━━ GIVEN DATA ━━

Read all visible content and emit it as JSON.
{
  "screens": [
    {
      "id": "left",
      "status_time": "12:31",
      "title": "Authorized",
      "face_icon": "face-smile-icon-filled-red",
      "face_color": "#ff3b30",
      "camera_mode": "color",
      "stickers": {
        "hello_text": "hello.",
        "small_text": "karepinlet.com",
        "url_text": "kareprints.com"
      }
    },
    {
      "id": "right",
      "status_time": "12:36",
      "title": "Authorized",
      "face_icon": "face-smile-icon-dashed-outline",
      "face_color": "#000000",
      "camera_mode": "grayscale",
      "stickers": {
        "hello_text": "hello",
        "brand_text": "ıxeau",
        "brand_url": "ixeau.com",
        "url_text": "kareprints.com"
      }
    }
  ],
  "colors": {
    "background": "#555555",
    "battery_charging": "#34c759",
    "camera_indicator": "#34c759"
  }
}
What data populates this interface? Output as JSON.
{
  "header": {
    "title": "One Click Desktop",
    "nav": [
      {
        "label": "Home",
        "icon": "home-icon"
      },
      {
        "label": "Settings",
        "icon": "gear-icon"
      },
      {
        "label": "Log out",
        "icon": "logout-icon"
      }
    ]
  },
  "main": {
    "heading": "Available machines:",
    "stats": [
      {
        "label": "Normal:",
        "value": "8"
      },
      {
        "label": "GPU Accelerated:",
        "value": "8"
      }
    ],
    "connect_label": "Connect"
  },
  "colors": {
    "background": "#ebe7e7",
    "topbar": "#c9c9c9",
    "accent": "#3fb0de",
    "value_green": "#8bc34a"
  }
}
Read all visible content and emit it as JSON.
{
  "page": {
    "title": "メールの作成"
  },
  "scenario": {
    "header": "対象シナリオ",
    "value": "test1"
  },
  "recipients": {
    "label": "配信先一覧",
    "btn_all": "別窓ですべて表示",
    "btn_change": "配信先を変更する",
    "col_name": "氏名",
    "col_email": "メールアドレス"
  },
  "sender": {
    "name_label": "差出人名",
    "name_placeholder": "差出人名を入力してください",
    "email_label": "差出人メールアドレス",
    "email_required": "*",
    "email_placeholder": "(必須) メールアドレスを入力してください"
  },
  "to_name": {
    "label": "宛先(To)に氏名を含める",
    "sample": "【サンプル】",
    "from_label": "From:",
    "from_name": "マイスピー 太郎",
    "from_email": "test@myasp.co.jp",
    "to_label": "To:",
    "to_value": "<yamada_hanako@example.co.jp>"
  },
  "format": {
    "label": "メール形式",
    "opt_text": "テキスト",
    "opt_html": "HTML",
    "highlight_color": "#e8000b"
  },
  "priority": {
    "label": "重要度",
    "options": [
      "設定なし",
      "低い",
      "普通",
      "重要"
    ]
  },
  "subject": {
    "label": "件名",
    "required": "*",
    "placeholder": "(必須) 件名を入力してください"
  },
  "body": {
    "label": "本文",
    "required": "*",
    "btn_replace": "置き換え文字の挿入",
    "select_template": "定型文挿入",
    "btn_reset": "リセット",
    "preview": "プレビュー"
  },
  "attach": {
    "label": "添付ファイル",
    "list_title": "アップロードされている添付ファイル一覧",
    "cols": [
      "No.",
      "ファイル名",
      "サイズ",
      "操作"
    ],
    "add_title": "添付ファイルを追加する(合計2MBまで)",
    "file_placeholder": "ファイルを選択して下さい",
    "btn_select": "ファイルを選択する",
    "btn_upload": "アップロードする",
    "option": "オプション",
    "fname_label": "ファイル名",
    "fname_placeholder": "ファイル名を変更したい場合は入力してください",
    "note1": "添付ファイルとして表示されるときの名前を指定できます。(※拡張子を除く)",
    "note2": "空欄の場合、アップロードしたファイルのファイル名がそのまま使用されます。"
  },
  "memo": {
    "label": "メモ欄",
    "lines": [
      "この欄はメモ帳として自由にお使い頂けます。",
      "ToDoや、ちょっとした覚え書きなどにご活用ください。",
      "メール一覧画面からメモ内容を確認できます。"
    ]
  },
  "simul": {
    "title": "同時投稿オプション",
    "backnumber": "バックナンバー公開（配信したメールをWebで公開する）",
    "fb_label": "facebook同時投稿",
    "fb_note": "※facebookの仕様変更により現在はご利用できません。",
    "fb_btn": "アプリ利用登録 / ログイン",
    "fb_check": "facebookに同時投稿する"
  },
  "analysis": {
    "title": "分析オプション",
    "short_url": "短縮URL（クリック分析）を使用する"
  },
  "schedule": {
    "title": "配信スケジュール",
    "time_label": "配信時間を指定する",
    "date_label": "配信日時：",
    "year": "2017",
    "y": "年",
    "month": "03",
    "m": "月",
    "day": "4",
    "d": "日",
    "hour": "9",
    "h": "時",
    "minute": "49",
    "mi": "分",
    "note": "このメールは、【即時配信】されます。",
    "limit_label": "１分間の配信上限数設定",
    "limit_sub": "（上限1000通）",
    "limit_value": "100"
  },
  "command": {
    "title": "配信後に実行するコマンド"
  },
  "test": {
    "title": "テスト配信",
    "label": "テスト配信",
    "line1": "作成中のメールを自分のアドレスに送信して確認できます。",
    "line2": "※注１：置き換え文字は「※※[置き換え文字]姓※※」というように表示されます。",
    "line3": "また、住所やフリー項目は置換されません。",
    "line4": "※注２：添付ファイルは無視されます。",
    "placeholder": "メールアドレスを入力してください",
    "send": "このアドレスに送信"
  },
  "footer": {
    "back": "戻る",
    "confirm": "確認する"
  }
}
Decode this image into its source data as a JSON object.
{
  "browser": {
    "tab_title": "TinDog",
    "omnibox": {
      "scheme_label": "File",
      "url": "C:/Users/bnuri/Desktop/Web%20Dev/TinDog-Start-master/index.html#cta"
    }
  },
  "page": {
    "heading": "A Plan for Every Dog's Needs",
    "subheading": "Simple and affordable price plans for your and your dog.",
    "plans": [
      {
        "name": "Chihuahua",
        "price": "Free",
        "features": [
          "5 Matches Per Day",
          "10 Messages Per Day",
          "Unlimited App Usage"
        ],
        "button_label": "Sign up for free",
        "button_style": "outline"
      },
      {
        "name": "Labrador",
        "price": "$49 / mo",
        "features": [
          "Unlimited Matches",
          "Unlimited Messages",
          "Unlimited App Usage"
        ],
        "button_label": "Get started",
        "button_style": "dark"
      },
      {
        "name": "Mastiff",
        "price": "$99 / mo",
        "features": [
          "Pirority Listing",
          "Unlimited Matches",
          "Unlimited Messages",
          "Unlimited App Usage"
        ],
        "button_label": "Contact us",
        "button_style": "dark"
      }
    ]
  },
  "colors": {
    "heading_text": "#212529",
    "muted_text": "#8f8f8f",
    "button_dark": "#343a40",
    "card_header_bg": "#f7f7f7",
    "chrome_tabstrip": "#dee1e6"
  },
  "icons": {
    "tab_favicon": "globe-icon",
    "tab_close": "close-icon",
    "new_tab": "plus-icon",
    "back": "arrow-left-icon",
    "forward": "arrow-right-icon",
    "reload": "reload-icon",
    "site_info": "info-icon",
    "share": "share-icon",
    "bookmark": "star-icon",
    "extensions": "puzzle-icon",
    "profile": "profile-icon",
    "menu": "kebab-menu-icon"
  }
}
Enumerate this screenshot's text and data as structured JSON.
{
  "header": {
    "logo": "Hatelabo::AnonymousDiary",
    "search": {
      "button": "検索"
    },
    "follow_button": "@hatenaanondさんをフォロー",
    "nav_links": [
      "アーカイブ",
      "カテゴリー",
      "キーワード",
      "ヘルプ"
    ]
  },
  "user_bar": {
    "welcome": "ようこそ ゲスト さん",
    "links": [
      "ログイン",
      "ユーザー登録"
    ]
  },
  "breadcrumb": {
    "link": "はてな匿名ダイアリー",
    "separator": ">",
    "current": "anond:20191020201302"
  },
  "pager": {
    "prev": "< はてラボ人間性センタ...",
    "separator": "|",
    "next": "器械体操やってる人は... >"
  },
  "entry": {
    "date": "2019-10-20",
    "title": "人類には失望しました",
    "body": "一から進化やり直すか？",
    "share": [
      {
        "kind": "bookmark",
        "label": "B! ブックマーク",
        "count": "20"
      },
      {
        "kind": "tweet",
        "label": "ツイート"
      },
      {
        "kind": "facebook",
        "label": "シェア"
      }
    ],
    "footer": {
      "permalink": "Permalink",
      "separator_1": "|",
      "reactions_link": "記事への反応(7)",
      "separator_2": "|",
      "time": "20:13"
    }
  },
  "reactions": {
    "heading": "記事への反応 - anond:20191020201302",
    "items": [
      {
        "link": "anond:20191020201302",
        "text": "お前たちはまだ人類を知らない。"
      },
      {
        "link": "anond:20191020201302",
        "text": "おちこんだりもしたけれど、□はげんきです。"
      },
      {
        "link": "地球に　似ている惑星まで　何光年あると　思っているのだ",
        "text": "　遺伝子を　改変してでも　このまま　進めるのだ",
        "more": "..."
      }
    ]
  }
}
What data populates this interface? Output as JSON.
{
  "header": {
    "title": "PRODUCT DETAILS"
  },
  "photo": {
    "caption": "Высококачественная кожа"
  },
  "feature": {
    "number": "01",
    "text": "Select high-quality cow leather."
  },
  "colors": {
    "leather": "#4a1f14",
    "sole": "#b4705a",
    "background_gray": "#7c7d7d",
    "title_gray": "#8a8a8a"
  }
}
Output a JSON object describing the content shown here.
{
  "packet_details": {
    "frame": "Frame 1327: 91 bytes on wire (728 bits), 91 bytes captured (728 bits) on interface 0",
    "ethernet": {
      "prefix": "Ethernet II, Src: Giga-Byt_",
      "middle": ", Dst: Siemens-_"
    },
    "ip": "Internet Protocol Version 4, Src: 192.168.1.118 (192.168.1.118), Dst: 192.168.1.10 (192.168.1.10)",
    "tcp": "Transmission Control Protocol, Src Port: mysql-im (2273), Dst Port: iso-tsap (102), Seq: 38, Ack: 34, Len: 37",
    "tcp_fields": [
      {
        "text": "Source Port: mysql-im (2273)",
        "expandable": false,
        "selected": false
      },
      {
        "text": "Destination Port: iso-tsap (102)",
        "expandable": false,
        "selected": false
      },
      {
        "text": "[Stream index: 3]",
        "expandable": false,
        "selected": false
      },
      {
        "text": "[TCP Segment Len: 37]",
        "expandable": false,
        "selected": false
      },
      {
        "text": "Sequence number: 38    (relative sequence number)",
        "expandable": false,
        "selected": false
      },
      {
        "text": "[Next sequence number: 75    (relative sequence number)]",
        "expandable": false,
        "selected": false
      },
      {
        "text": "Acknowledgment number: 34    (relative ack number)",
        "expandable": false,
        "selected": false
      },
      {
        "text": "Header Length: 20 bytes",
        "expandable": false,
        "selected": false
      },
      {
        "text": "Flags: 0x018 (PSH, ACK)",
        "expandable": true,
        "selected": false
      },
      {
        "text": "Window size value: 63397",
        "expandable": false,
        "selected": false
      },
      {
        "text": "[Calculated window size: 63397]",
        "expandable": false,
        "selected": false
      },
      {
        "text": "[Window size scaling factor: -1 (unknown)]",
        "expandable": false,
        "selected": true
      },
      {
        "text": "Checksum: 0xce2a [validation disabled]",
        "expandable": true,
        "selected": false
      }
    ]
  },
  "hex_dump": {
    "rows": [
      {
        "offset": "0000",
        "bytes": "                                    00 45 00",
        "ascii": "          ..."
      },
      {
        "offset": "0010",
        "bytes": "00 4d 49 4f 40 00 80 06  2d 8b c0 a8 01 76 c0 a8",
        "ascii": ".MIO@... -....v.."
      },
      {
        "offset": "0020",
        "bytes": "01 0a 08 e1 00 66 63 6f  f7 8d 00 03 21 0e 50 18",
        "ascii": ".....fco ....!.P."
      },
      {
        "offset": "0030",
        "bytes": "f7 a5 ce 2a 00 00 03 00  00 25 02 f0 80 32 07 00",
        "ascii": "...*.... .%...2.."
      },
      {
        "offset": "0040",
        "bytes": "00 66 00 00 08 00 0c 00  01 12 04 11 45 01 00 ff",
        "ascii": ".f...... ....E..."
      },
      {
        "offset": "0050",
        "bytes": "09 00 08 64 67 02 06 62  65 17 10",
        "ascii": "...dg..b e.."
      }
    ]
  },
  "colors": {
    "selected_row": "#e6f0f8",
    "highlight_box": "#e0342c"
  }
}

━━━

◆ **WHAT YOU HAVE TO DO**
Search the records above for "sequence". Copy each line where it is found.

◆ **FINAL ANSWER**
        "text": "Sequence number: 38    (relative sequence number)",
        "text": "[Next sequence number: 75    (relative sequence number)]",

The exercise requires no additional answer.